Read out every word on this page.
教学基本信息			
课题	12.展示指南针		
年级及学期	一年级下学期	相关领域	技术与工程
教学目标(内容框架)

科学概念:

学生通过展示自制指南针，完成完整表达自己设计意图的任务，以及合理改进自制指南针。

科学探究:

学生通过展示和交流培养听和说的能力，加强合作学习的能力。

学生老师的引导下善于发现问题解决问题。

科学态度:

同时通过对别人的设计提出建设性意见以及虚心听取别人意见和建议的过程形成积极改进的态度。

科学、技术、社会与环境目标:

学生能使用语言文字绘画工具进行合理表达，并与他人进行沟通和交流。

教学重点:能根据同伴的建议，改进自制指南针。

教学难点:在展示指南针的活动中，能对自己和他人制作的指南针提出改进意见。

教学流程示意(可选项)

* * *

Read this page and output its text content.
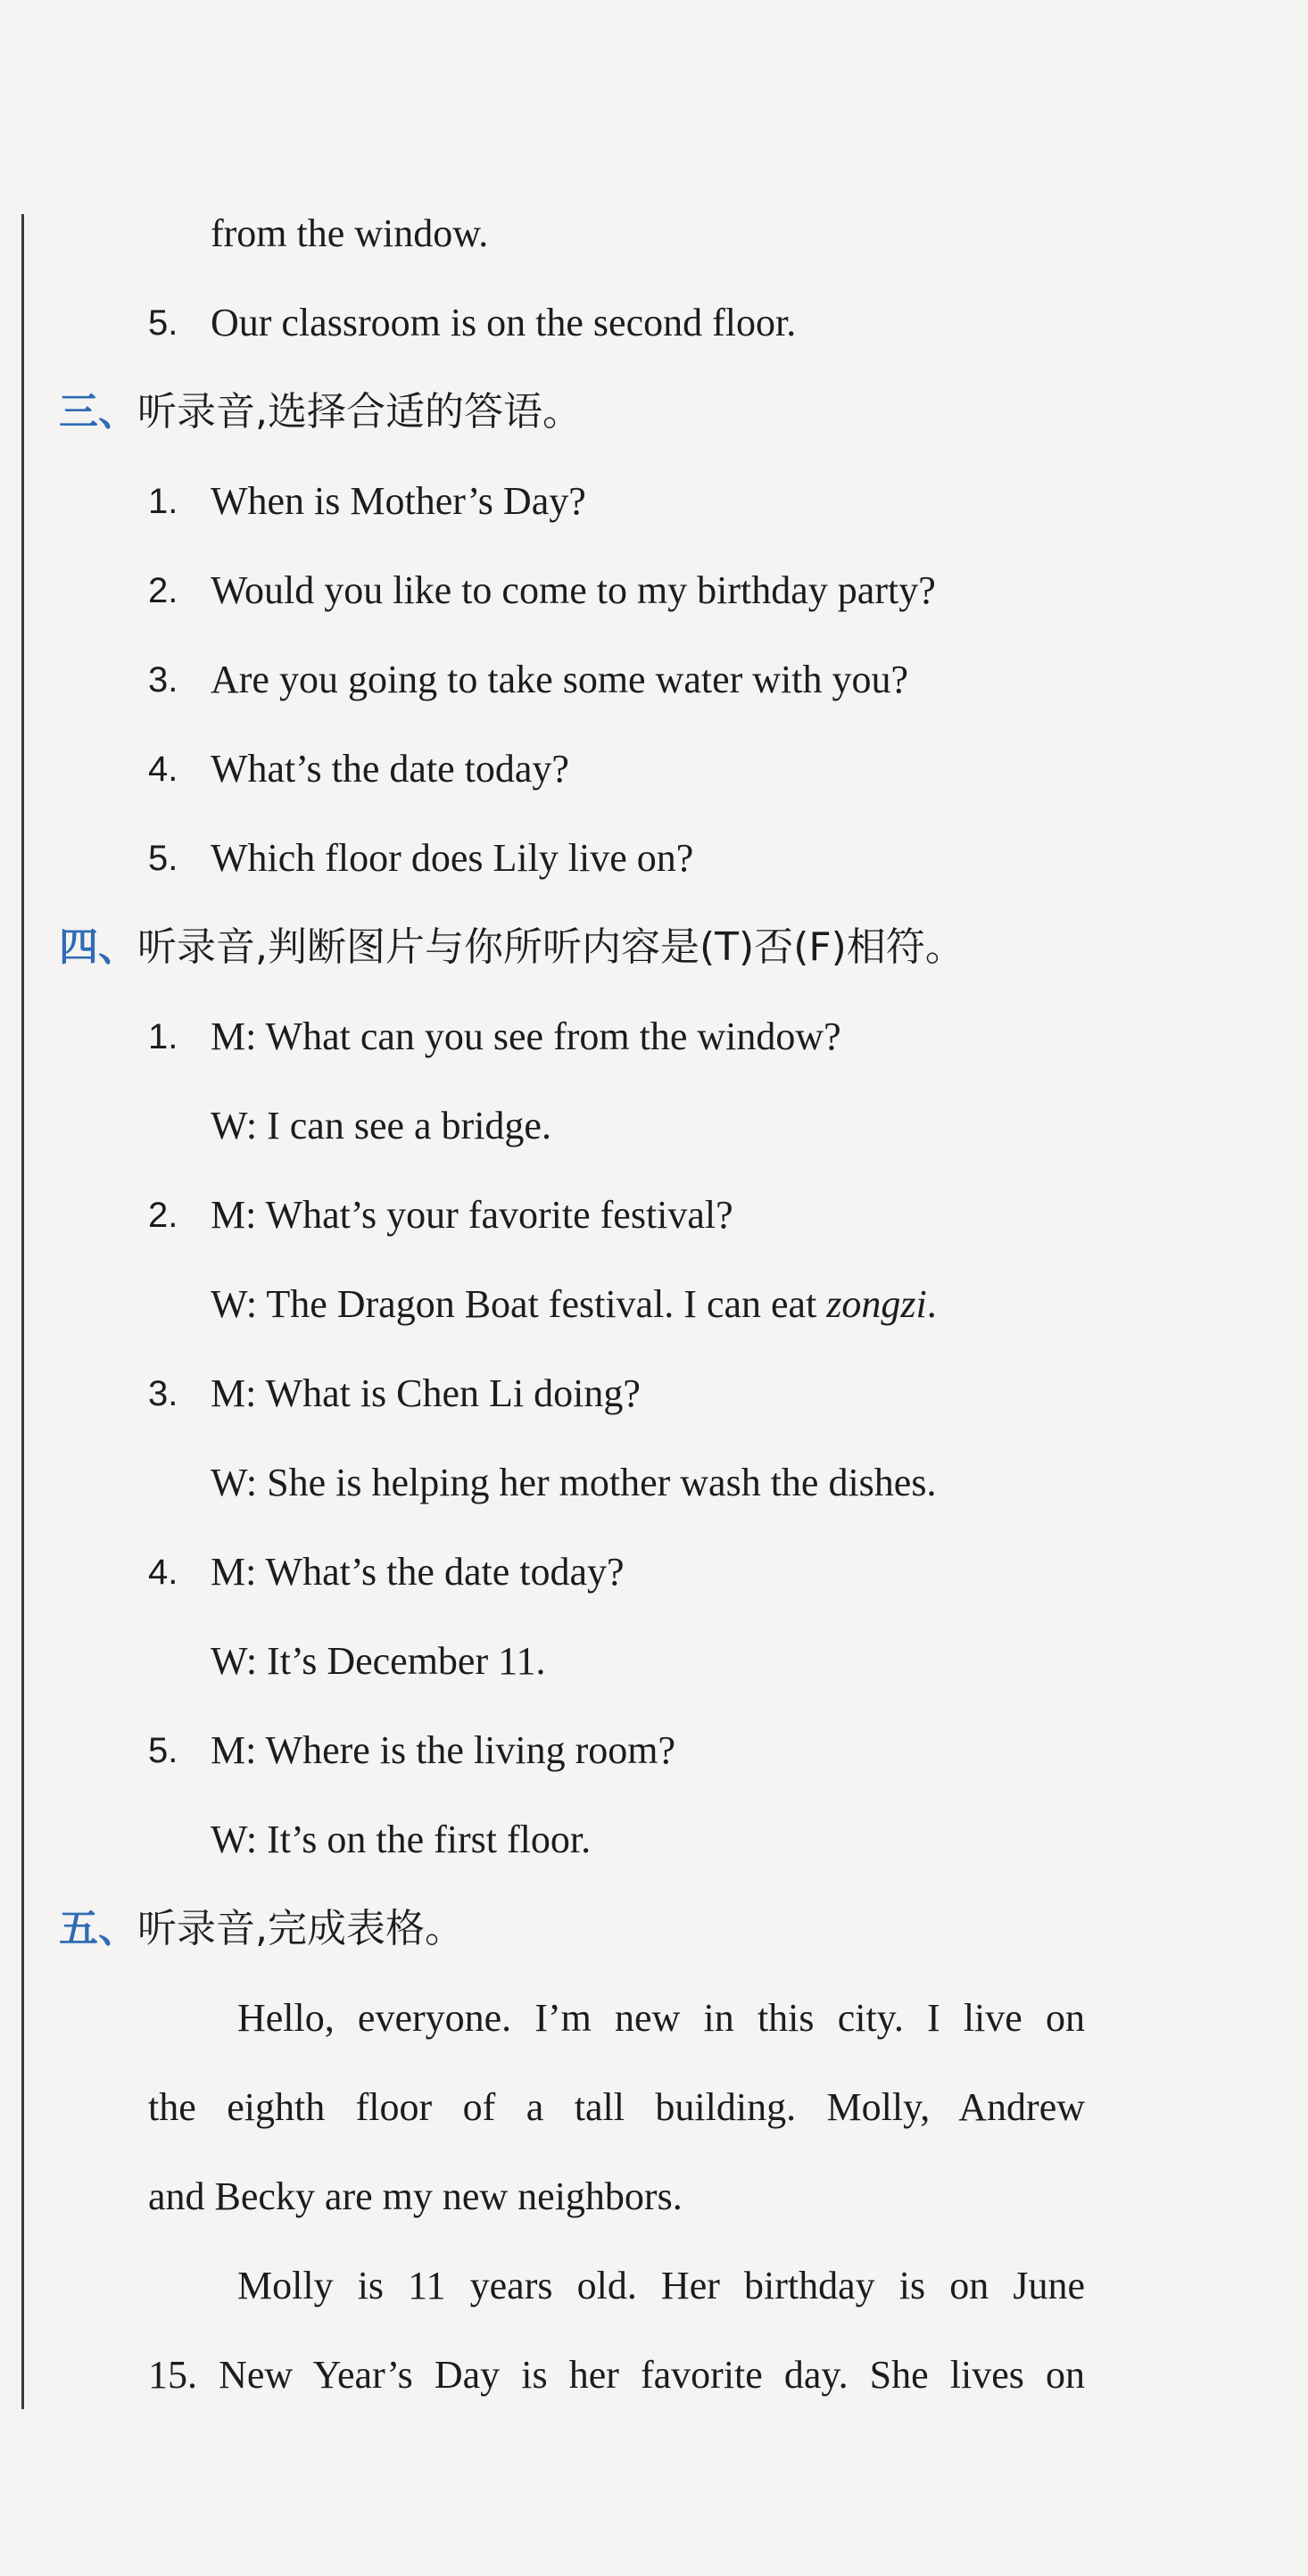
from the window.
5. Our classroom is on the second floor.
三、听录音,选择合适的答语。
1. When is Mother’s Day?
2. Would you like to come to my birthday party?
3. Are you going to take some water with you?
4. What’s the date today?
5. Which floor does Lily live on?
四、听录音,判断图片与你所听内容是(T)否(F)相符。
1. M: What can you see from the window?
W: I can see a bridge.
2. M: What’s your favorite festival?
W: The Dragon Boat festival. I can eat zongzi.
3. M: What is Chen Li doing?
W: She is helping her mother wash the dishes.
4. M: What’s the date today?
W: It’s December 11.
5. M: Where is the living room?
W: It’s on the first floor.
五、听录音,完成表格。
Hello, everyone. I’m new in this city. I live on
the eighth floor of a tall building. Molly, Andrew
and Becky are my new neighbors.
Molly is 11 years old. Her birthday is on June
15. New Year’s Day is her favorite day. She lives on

--

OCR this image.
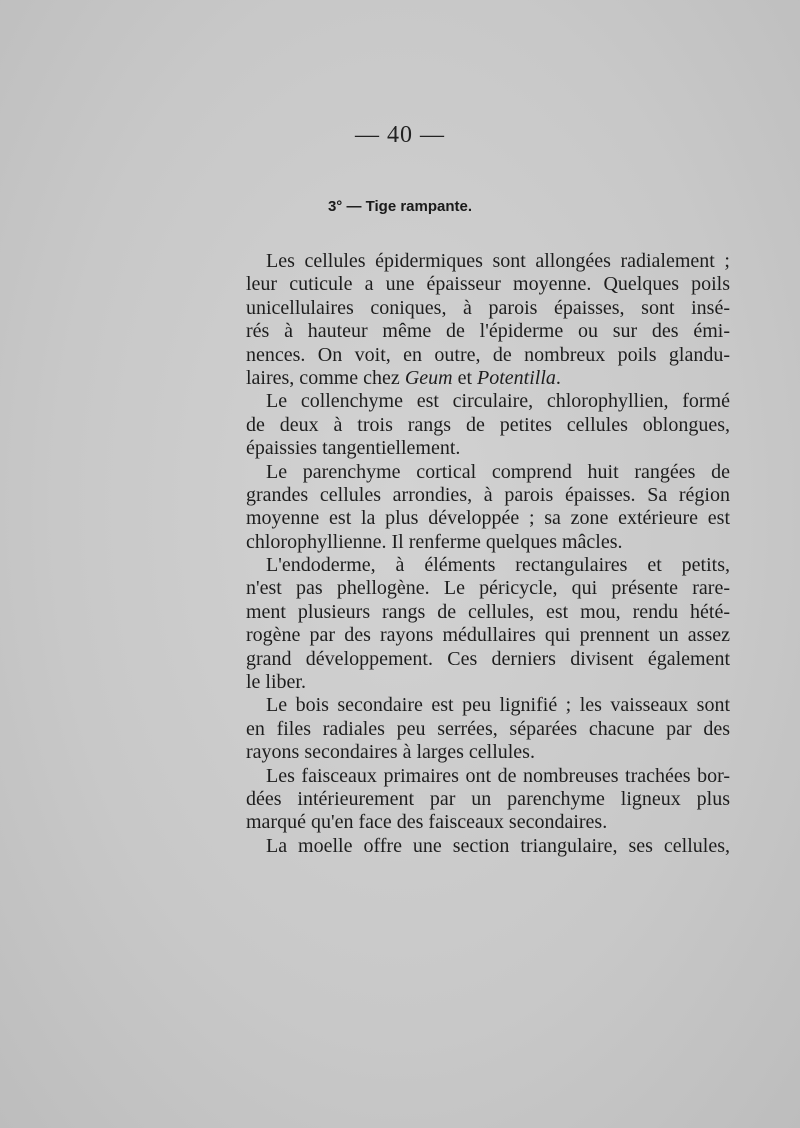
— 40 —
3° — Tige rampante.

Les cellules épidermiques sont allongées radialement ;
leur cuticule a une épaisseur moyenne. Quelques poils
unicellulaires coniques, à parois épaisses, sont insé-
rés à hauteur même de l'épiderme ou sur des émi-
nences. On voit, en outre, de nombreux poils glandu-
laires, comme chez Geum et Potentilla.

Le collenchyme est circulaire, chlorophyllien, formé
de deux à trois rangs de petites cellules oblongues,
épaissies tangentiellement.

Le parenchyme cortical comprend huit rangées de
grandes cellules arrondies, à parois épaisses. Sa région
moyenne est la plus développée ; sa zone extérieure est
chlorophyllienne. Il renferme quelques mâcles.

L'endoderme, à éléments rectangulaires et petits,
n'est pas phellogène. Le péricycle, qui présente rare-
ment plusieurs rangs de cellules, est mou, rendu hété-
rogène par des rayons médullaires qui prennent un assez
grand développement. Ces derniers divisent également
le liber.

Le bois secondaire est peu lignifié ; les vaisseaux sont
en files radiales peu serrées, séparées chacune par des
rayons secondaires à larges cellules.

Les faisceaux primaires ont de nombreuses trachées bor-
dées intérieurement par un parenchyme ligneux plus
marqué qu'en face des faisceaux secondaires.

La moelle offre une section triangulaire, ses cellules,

• **INSTRUCTION**: Count the lines in which the string "sont" appears, then report only that figure.

• **COMPLETED EXERCISE**: 3